[Short problem]
Begin with the line that contains "Output a JSON object containing" and transcribe each line after it, up to and including the last line of the listing below.

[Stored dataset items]
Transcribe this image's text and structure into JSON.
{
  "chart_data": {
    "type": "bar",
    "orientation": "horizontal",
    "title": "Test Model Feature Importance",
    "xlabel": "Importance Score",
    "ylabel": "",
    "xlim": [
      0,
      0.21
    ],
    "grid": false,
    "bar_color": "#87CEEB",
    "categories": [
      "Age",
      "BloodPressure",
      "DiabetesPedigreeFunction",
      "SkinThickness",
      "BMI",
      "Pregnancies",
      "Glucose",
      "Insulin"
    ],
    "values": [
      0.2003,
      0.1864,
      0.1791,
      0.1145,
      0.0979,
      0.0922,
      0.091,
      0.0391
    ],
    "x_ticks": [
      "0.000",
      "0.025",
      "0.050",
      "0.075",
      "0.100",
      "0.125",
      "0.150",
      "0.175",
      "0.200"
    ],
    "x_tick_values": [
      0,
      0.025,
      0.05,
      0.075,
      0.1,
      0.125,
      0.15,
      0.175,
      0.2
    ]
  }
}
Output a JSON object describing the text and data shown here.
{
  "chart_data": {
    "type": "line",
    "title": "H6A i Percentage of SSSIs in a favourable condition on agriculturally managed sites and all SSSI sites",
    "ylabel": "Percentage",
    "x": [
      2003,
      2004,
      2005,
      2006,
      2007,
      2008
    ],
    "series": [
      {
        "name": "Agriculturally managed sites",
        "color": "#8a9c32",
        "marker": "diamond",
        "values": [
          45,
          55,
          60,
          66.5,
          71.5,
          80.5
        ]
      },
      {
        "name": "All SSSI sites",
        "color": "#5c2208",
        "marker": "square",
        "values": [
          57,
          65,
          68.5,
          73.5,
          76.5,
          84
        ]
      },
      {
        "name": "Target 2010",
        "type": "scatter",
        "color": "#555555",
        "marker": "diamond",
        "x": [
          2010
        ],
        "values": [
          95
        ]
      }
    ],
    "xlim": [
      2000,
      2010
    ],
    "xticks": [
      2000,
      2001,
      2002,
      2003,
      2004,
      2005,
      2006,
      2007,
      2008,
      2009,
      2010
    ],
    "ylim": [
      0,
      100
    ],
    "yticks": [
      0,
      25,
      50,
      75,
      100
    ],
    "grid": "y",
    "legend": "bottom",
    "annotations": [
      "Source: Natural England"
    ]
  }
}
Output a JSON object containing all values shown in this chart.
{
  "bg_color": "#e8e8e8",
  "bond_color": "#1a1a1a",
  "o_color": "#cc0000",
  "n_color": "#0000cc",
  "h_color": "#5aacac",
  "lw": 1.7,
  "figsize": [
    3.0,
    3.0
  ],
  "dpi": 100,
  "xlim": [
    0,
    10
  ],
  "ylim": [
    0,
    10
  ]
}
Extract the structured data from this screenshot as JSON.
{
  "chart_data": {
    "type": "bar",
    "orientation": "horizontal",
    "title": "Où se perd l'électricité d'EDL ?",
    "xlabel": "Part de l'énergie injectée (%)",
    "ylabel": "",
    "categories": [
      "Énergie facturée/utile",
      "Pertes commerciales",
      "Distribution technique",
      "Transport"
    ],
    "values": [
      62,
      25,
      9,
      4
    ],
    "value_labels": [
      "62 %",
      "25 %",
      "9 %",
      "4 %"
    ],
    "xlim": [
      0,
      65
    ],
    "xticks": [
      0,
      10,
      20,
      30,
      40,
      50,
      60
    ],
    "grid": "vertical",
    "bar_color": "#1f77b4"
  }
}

[Response for this exercise]
Output a JSON object containing all values shown in this chart.
{
  "bg_color": "#e8e8e8",
  "bond_color": "#1a1a1a",
  "o_color": "#cc0000",
  "n_color": "#0000cc",
  "h_color": "#5aacac",
  "lw": 1.7,
  "figsize": [
    3.0,
    3.0
  ],
  "dpi": 100,
  "xlim": [
    0,
    10
  ],
  "ylim": [
    0,
    10
  ]
}
Extract the structured data from this screenshot as JSON.
{
  "chart_data": {
    "type": "bar",
    "orientation": "horizontal",
    "title": "Où se perd l'électricité d'EDL ?",
    "xlabel": "Part de l'énergie injectée (%)",
    "ylabel": "",
    "categories": [
      "Énergie facturée/utile",
      "Pertes commerciales",
      "Distribution technique",
      "Transport"
    ],
    "values": [
      62,
      25,
      9,
      4
    ],
    "value_labels": [
      "62 %",
      "25 %",
      "9 %",
      "4 %"
    ],
    "xlim": [
      0,
      65
    ],
    "xticks": [
      0,
      10,
      20,
      30,
      40,
      50,
      60
    ],
    "grid": "vertical",
    "bar_color": "#1f77b4"
  }
}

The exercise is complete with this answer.